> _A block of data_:
---------------

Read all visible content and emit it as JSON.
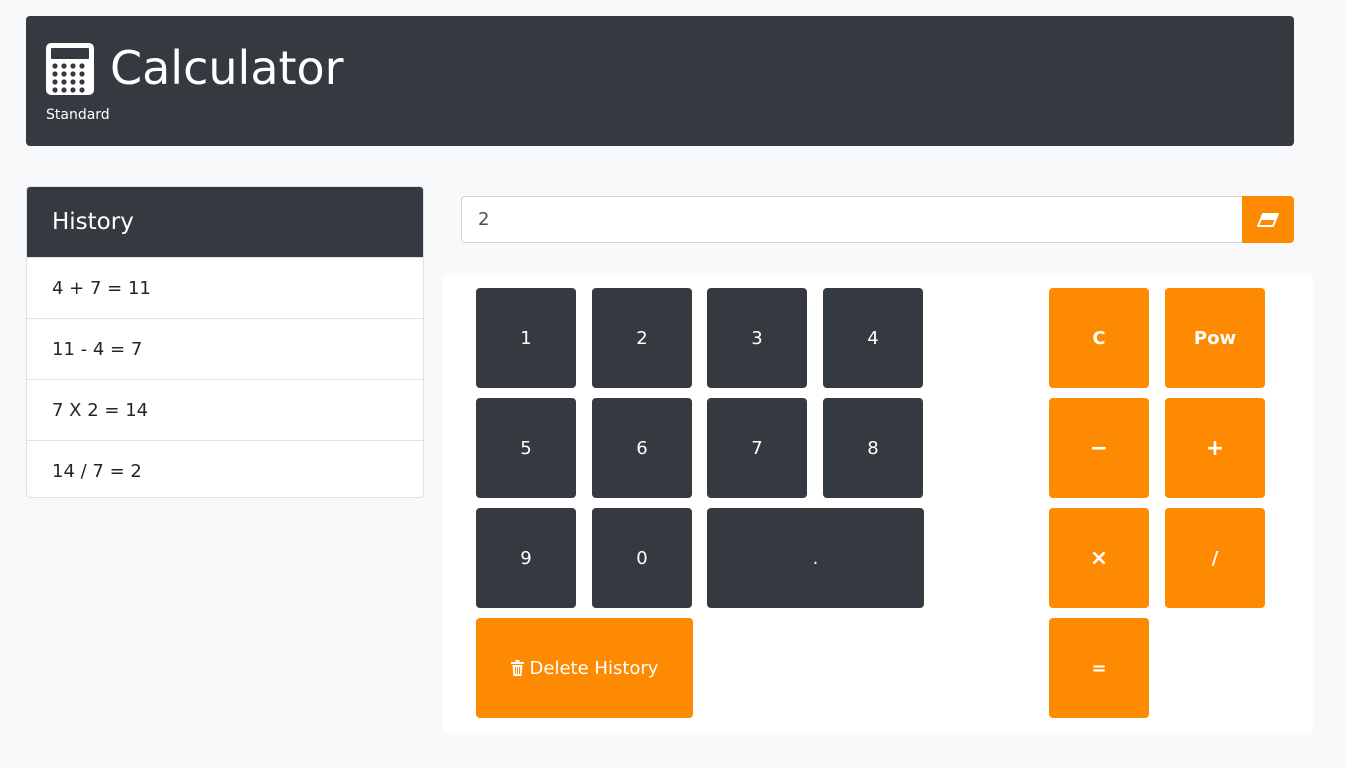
{
  "header": {
    "title": "Calculator",
    "subtitle": "Standard",
    "icon": "calculator-icon"
  },
  "history": {
    "title": "History",
    "items": [
      "4 + 7 = 11",
      "11 - 4 = 7",
      "7 X 2 = 14",
      "14 / 7 = 2"
    ]
  },
  "display": {
    "value": "2",
    "clear_icon": "eraser-icon"
  },
  "keys": {
    "digits": [
      "1",
      "2",
      "3",
      "4",
      "5",
      "6",
      "7",
      "8",
      "9",
      "0",
      "."
    ],
    "clear": "C",
    "pow": "Pow",
    "minus": "−",
    "plus": "+",
    "times": "×",
    "divide": "/",
    "equals": "=",
    "delete_history": "Delete History"
  },
  "colors": {
    "dark": "#343a40",
    "accent": "#fd8a00",
    "background": "#f8f9fa"
  }
}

---------------

> _Challenge_: In your copy of the records, include no pictures; repeat everything else exactly.

> _Task output_:
Read all visible content and emit it as JSON.
{
  "header": {
    "title": "Calculator",
    "subtitle": "Standard",
    "icon": "calculator-icon"
  },
  "history": {
    "title": "History",
    "items": [
      "4 + 7 = 11",
      "11 - 4 = 7",
      "7 X 2 = 14",
      "14 / 7 = 2"
    ]
  },
  "display": {
    "value": "2",
    "clear_icon": "eraser-icon"
  },
  "keys": {
    "digits": [
      "1",
      "2",
      "3",
      "4",
      "5",
      "6",
      "7",
      "8",
      "9",
      "0",
      "."
    ],
    "clear": "C",
    "pow": "Pow",
    "minus": "−",
    "plus": "+",
    "times": "×",
    "divide": "/",
    "equals": "=",
    "delete_history": "Delete History"
  },
  "colors": {
    "dark": "#343a40",
    "accent": "#fd8a00",
    "background": "#f8f9fa"
  }
}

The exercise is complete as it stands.